[Challenge]: All of the records listed below should be retyped exactly.
········
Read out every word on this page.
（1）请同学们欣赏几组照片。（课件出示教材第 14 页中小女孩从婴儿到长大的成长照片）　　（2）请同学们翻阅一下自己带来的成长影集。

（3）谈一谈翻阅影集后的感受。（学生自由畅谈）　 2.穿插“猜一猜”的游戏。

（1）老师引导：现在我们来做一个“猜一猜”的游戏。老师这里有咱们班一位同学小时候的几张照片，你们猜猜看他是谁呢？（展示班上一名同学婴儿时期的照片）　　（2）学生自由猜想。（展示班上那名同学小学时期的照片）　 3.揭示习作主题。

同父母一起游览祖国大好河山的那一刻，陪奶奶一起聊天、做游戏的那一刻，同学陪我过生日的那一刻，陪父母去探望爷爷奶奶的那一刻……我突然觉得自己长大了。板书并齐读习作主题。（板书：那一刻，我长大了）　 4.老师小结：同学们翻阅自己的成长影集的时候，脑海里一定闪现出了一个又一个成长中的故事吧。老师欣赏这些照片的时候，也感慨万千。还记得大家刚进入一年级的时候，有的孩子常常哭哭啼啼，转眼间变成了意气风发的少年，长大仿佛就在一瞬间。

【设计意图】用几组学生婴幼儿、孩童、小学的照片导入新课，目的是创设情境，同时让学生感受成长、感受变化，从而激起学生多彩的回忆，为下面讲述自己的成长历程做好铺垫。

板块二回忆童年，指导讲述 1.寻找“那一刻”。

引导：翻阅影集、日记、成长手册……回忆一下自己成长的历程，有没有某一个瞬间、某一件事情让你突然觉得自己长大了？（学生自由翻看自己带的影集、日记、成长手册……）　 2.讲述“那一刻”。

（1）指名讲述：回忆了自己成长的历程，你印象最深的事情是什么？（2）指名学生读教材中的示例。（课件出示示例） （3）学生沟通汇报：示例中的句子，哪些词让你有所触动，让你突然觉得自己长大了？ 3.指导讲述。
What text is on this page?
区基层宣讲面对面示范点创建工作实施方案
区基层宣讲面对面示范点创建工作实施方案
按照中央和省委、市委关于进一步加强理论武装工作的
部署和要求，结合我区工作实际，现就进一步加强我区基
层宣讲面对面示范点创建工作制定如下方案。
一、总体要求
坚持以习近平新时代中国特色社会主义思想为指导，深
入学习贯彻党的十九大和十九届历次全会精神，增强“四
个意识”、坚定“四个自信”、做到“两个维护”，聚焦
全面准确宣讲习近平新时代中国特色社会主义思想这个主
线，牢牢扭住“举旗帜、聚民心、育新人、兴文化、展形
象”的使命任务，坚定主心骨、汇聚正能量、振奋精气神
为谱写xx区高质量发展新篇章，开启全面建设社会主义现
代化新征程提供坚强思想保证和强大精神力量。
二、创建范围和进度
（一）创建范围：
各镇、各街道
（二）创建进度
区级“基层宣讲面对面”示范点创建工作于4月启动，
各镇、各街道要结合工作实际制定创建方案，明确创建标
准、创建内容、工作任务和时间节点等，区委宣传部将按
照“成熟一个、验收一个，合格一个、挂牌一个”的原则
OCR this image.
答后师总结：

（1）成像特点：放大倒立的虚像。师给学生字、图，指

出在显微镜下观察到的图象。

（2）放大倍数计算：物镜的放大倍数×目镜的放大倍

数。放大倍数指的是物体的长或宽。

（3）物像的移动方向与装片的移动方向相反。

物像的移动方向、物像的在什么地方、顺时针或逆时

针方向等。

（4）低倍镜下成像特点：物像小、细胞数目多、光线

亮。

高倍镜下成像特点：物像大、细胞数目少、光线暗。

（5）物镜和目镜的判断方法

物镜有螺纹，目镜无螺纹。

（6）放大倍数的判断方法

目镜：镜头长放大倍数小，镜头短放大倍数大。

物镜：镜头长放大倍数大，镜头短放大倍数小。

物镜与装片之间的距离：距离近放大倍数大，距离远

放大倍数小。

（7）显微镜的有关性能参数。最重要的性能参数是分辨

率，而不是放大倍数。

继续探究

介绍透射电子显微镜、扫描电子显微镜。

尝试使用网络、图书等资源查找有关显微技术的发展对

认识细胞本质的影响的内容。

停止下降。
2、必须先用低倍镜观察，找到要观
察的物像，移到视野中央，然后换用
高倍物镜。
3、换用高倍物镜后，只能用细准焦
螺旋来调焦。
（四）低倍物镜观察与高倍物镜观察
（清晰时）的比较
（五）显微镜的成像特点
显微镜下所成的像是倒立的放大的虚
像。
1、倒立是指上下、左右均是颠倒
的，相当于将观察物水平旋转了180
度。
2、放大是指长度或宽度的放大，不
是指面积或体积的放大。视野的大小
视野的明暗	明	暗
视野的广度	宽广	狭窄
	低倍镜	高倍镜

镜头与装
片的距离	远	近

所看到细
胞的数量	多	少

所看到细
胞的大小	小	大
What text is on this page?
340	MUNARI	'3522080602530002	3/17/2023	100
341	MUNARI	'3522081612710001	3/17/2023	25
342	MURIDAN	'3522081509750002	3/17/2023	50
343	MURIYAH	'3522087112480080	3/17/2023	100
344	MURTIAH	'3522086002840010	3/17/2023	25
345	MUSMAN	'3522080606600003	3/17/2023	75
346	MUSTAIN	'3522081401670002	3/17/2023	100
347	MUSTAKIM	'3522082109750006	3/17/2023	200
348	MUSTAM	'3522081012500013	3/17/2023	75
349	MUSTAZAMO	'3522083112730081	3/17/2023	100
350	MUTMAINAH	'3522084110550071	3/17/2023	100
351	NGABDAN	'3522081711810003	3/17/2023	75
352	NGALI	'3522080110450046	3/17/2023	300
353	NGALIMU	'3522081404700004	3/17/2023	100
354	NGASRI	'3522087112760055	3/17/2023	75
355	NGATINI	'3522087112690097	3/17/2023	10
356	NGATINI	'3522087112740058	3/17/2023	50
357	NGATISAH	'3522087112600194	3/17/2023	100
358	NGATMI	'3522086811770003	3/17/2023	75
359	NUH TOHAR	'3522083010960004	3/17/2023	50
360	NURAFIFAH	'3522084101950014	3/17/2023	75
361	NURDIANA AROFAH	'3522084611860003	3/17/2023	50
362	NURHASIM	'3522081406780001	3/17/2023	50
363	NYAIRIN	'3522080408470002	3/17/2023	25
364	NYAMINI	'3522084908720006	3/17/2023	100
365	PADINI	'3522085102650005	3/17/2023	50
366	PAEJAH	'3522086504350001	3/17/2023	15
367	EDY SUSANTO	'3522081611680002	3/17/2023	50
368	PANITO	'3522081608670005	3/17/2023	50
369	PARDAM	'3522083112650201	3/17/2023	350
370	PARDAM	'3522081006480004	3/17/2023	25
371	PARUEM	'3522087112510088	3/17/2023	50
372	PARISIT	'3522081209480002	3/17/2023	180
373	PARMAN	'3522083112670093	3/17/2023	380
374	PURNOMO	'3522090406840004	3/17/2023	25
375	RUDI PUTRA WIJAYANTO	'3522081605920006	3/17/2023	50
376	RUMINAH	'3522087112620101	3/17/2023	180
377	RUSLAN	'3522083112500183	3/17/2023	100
········
[Response to this exercise]:
Read out every word on this page.
（1）请同学们欣赏几组照片。（课件出示教材第 14 页中小女孩从婴儿到长大的成长照片）　　（2）请同学们翻阅一下自己带来的成长影集。

（3）谈一谈翻阅影集后的感受。（学生自由畅谈）　 2.穿插“猜一猜”的游戏。

（1）老师引导：现在我们来做一个“猜一猜”的游戏。老师这里有咱们班一位同学小时候的几张照片，你们猜猜看他是谁呢？（展示班上一名同学婴儿时期的照片）　　（2）学生自由猜想。（展示班上那名同学小学时期的照片）　 3.揭示习作主题。

同父母一起游览祖国大好河山的那一刻，陪奶奶一起聊天、做游戏的那一刻，同学陪我过生日的那一刻，陪父母去探望爷爷奶奶的那一刻……我突然觉得自己长大了。板书并齐读习作主题。（板书：那一刻，我长大了）　 4.老师小结：同学们翻阅自己的成长影集的时候，脑海里一定闪现出了一个又一个成长中的故事吧。老师欣赏这些照片的时候，也感慨万千。还记得大家刚进入一年级的时候，有的孩子常常哭哭啼啼，转眼间变成了意气风发的少年，长大仿佛就在一瞬间。

【设计意图】用几组学生婴幼儿、孩童、小学的照片导入新课，目的是创设情境，同时让学生感受成长、感受变化，从而激起学生多彩的回忆，为下面讲述自己的成长历程做好铺垫。

板块二回忆童年，指导讲述 1.寻找“那一刻”。

引导：翻阅影集、日记、成长手册……回忆一下自己成长的历程，有没有某一个瞬间、某一件事情让你突然觉得自己长大了？（学生自由翻看自己带的影集、日记、成长手册……）　 2.讲述“那一刻”。

（1）指名讲述：回忆了自己成长的历程，你印象最深的事情是什么？（2）指名学生读教材中的示例。（课件出示示例） （3）学生沟通汇报：示例中的句子，哪些词让你有所触动，让你突然觉得自己长大了？ 3.指导讲述。
What text is on this page?
区基层宣讲面对面示范点创建工作实施方案
区基层宣讲面对面示范点创建工作实施方案
按照中央和省委、市委关于进一步加强理论武装工作的
部署和要求，结合我区工作实际，现就进一步加强我区基
层宣讲面对面示范点创建工作制定如下方案。
一、总体要求
坚持以习近平新时代中国特色社会主义思想为指导，深
入学习贯彻党的十九大和十九届历次全会精神，增强“四
个意识”、坚定“四个自信”、做到“两个维护”，聚焦
全面准确宣讲习近平新时代中国特色社会主义思想这个主
线，牢牢扭住“举旗帜、聚民心、育新人、兴文化、展形
象”的使命任务，坚定主心骨、汇聚正能量、振奋精气神
为谱写xx区高质量发展新篇章，开启全面建设社会主义现
代化新征程提供坚强思想保证和强大精神力量。
二、创建范围和进度
（一）创建范围：
各镇、各街道
（二）创建进度
区级“基层宣讲面对面”示范点创建工作于4月启动，
各镇、各街道要结合工作实际制定创建方案，明确创建标
准、创建内容、工作任务和时间节点等，区委宣传部将按
照“成熟一个、验收一个，合格一个、挂牌一个”的原则
OCR this image.
答后师总结：

（1）成像特点：放大倒立的虚像。师给学生字、图，指

出在显微镜下观察到的图象。

（2）放大倍数计算：物镜的放大倍数×目镜的放大倍

数。放大倍数指的是物体的长或宽。

（3）物像的移动方向与装片的移动方向相反。

物像的移动方向、物像的在什么地方、顺时针或逆时

针方向等。

（4）低倍镜下成像特点：物像小、细胞数目多、光线

亮。

高倍镜下成像特点：物像大、细胞数目少、光线暗。

（5）物镜和目镜的判断方法

物镜有螺纹，目镜无螺纹。

（6）放大倍数的判断方法

目镜：镜头长放大倍数小，镜头短放大倍数大。

物镜：镜头长放大倍数大，镜头短放大倍数小。

物镜与装片之间的距离：距离近放大倍数大，距离远

放大倍数小。

（7）显微镜的有关性能参数。最重要的性能参数是分辨

率，而不是放大倍数。

继续探究

介绍透射电子显微镜、扫描电子显微镜。

尝试使用网络、图书等资源查找有关显微技术的发展对

认识细胞本质的影响的内容。

停止下降。
2、必须先用低倍镜观察，找到要观
察的物像，移到视野中央，然后换用
高倍物镜。
3、换用高倍物镜后，只能用细准焦
螺旋来调焦。
（四）低倍物镜观察与高倍物镜观察
（清晰时）的比较
（五）显微镜的成像特点
显微镜下所成的像是倒立的放大的虚
像。
1、倒立是指上下、左右均是颠倒
的，相当于将观察物水平旋转了180
度。
2、放大是指长度或宽度的放大，不
是指面积或体积的放大。视野的大小
视野的明暗	明	暗
视野的广度	宽广	狭窄
	低倍镜	高倍镜

镜头与装
片的距离	远	近

所看到细
胞的数量	多	少

所看到细
胞的大小	小	大
What text is on this page?
340	MUNARI	'3522080602530002	3/17/2023	100
341	MUNARI	'3522081612710001	3/17/2023	25
342	MURIDAN	'3522081509750002	3/17/2023	50
343	MURIYAH	'3522087112480080	3/17/2023	100
344	MURTIAH	'3522086002840010	3/17/2023	25
345	MUSMAN	'3522080606600003	3/17/2023	75
346	MUSTAIN	'3522081401670002	3/17/2023	100
347	MUSTAKIM	'3522082109750006	3/17/2023	200
348	MUSTAM	'3522081012500013	3/17/2023	75
349	MUSTAZAMO	'3522083112730081	3/17/2023	100
350	MUTMAINAH	'3522084110550071	3/17/2023	100
351	NGABDAN	'3522081711810003	3/17/2023	75
352	NGALI	'3522080110450046	3/17/2023	300
353	NGALIMU	'3522081404700004	3/17/2023	100
354	NGASRI	'3522087112760055	3/17/2023	75
355	NGATINI	'3522087112690097	3/17/2023	10
356	NGATINI	'3522087112740058	3/17/2023	50
357	NGATISAH	'3522087112600194	3/17/2023	100
358	NGATMI	'3522086811770003	3/17/2023	75
359	NUH TOHAR	'3522083010960004	3/17/2023	50
360	NURAFIFAH	'3522084101950014	3/17/2023	75
361	NURDIANA AROFAH	'3522084611860003	3/17/2023	50
362	NURHASIM	'3522081406780001	3/17/2023	50
363	NYAIRIN	'3522080408470002	3/17/2023	25
364	NYAMINI	'3522084908720006	3/17/2023	100
365	PADINI	'3522085102650005	3/17/2023	50
366	PAEJAH	'3522086504350001	3/17/2023	15
367	EDY SUSANTO	'3522081611680002	3/17/2023	50
368	PANITO	'3522081608670005	3/17/2023	50
369	PARDAM	'3522083112650201	3/17/2023	350
370	PARDAM	'3522081006480004	3/17/2023	25
371	PARUEM	'3522087112510088	3/17/2023	50
372	PARISIT	'3522081209480002	3/17/2023	180
373	PARMAN	'3522083112670093	3/17/2023	380
374	PURNOMO	'3522090406840004	3/17/2023	25
375	RUDI PUTRA WIJAYANTO	'3522081605920006	3/17/2023	50
376	RUMINAH	'3522087112620101	3/17/2023	180
377	RUSLAN	'3522083112500183	3/17/2023	100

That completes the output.